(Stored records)
#####

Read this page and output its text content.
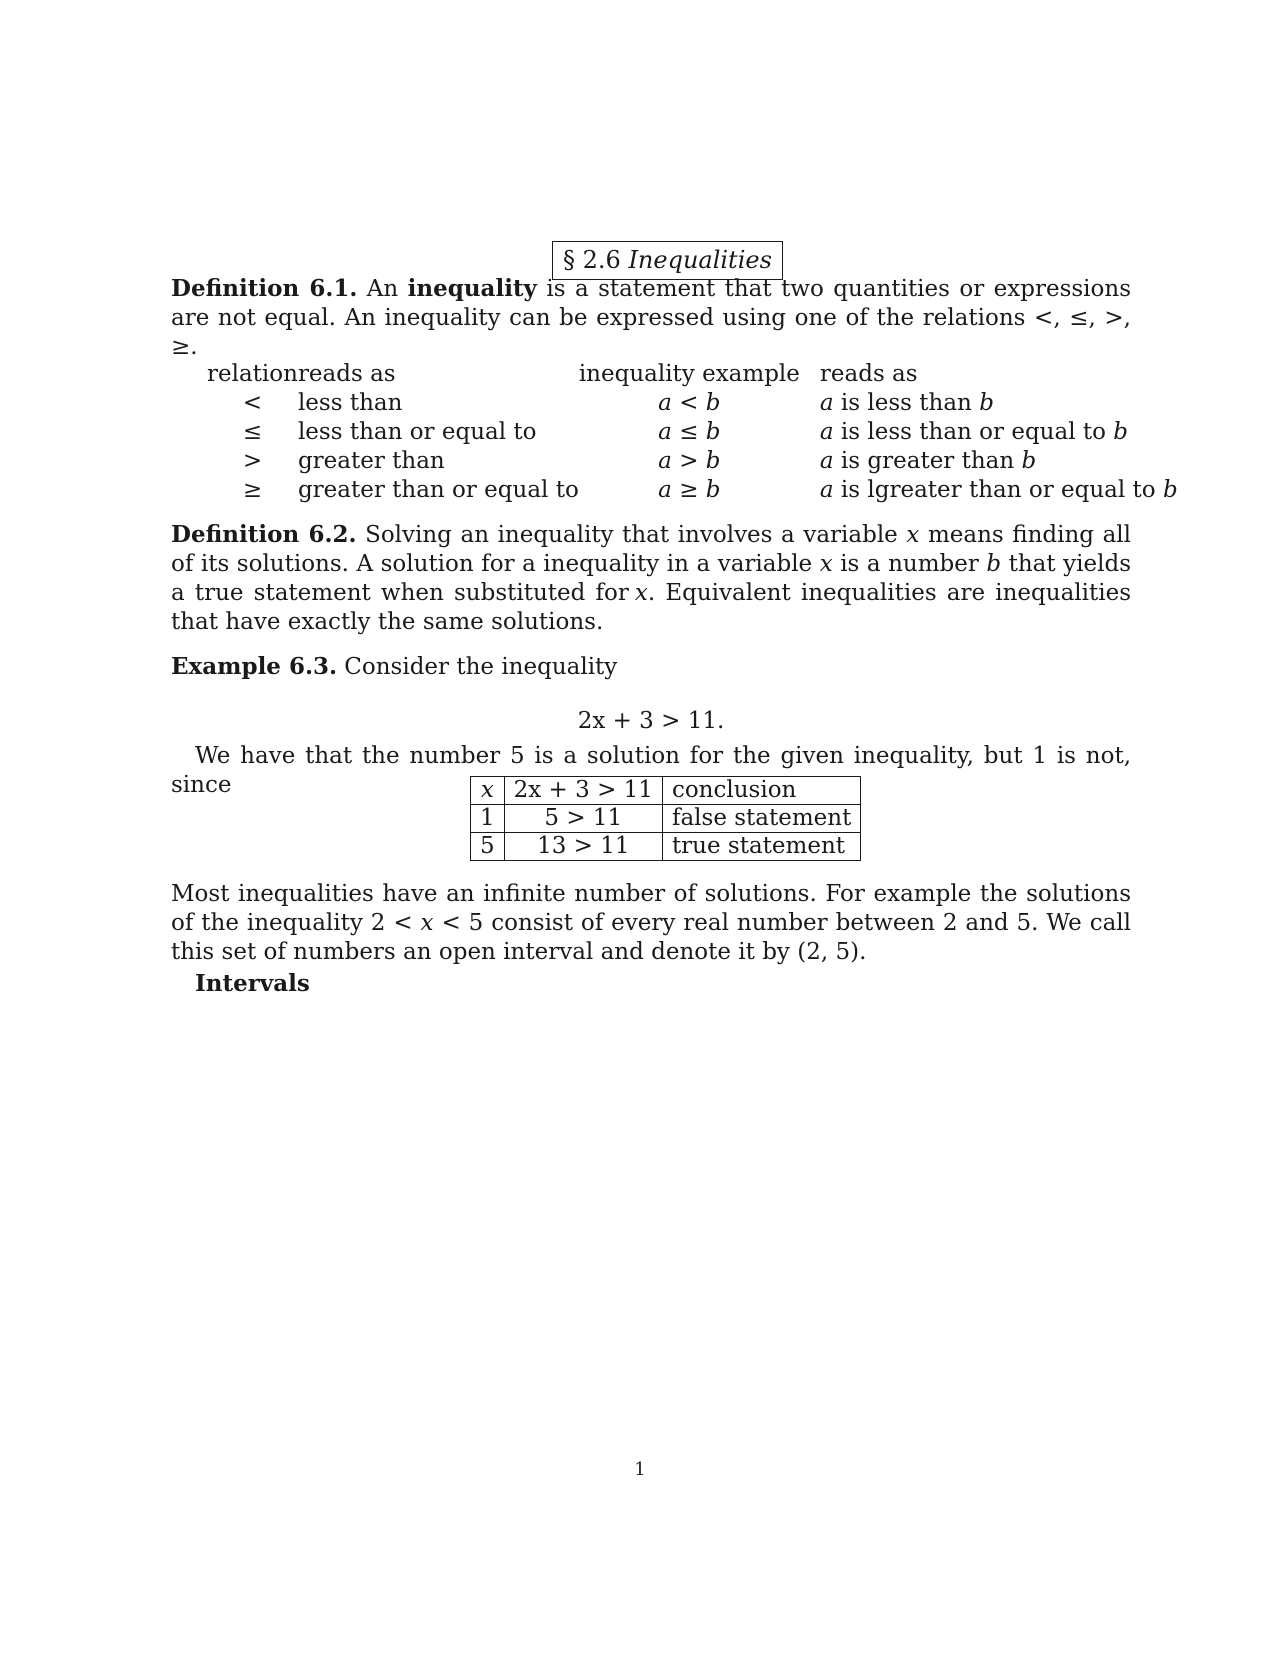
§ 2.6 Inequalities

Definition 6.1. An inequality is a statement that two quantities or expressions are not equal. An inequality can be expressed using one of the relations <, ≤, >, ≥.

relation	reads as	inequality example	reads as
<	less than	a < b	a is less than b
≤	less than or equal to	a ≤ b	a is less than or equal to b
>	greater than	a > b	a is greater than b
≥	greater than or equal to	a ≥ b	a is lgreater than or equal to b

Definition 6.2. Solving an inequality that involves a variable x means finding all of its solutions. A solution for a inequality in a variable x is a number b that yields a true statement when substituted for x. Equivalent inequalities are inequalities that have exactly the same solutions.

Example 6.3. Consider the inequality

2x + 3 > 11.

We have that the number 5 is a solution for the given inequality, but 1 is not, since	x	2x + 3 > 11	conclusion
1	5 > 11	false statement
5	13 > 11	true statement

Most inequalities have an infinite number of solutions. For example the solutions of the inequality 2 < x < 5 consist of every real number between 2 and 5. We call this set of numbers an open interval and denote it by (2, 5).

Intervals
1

#####

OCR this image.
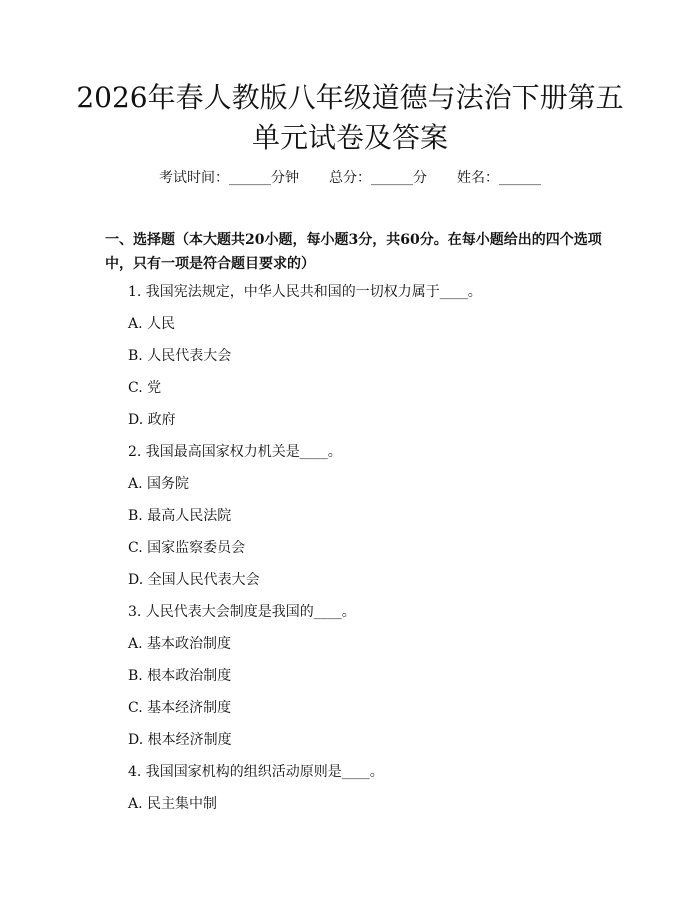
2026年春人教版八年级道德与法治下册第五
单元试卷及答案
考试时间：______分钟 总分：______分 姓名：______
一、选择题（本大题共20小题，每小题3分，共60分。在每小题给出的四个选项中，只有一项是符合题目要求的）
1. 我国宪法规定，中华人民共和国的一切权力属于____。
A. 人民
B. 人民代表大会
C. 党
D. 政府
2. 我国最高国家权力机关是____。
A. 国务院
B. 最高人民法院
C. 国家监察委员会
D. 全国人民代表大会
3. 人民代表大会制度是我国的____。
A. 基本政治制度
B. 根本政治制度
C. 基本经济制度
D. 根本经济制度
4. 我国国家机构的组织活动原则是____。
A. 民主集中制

#####

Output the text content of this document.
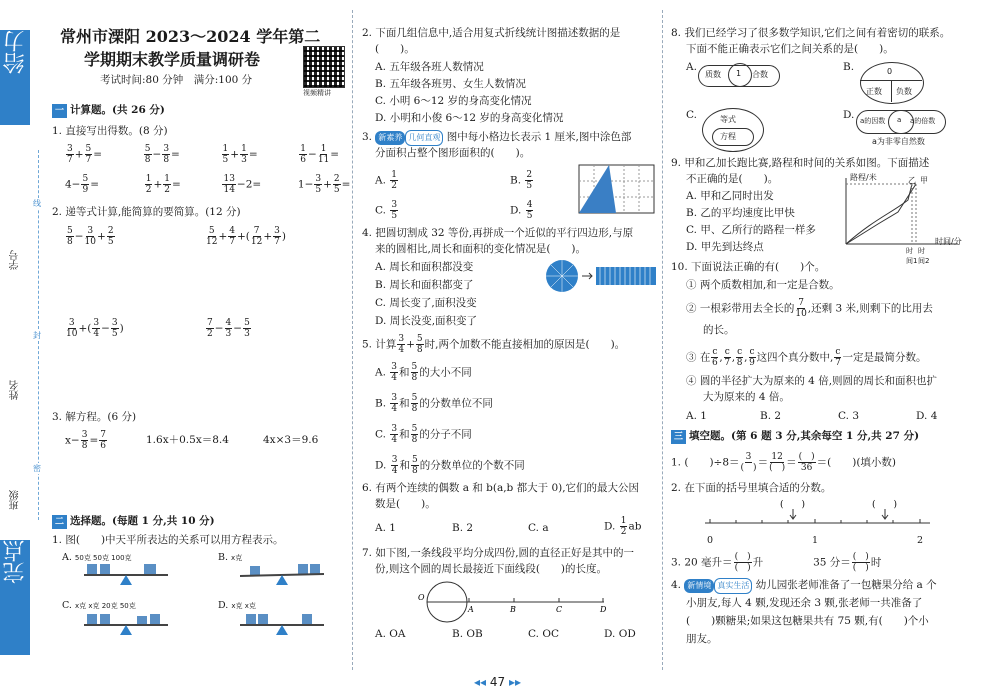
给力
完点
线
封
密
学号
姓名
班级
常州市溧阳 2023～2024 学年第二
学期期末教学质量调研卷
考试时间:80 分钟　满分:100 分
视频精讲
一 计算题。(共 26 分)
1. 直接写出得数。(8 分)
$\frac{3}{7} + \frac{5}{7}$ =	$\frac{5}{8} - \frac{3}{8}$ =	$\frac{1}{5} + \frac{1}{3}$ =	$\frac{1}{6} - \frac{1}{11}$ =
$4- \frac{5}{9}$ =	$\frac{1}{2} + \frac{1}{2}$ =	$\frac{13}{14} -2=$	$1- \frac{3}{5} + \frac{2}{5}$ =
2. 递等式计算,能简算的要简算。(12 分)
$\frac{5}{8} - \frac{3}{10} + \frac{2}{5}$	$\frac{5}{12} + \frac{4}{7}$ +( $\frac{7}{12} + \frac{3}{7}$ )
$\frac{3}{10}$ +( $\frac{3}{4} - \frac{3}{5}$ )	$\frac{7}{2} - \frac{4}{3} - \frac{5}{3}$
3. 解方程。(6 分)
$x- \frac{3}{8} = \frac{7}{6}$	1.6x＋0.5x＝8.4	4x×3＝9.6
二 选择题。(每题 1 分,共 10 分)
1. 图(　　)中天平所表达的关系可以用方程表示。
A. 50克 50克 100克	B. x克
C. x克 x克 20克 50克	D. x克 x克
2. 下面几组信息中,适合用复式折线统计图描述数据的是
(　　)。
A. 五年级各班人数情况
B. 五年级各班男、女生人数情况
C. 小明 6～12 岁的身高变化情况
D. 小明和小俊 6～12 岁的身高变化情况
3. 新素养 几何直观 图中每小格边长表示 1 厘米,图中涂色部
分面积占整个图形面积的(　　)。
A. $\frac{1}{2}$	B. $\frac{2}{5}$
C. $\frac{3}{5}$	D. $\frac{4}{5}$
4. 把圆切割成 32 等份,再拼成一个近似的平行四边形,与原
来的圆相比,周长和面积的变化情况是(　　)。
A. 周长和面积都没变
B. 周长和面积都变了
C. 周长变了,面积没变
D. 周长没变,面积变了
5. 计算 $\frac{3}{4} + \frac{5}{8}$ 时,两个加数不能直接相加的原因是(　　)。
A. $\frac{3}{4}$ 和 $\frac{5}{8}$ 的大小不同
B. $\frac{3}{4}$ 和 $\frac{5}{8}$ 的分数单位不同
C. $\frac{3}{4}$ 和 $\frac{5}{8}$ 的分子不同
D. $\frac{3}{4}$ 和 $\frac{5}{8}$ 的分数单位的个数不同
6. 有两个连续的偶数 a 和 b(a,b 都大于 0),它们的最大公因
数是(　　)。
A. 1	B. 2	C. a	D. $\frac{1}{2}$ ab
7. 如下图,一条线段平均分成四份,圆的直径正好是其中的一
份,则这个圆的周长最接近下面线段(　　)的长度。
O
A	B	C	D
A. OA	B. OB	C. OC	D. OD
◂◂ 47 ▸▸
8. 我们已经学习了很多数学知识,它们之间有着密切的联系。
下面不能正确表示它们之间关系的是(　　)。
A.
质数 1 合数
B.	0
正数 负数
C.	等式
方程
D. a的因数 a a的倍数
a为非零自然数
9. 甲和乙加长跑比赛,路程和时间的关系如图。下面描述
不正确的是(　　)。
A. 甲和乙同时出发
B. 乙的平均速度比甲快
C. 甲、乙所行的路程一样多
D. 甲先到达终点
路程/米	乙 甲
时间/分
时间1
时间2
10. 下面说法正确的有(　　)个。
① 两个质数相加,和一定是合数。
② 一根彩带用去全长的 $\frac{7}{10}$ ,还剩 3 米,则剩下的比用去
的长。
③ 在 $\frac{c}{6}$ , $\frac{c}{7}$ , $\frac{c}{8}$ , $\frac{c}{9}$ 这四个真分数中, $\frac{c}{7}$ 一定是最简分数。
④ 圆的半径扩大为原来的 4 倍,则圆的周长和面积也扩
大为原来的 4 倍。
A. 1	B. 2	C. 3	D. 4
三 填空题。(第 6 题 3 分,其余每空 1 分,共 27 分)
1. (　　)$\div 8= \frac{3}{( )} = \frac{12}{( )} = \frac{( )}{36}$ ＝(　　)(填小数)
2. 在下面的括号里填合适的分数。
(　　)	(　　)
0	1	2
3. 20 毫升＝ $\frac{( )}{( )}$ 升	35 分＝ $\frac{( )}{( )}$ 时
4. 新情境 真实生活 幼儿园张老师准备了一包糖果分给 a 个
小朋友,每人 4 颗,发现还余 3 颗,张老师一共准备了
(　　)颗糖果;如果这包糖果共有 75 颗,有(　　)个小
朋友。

#####

In the listing above, find the lines holding the word "than" and copy them.

● Solution to the exercise:
<	less than	a < b	a is less than b
≤	less than or equal to	a ≤ b	a is less than or equal to b
>	greater than	a > b	a is greater than b
≥	greater than or equal to	a ≥ b	a is lgreater than or equal to b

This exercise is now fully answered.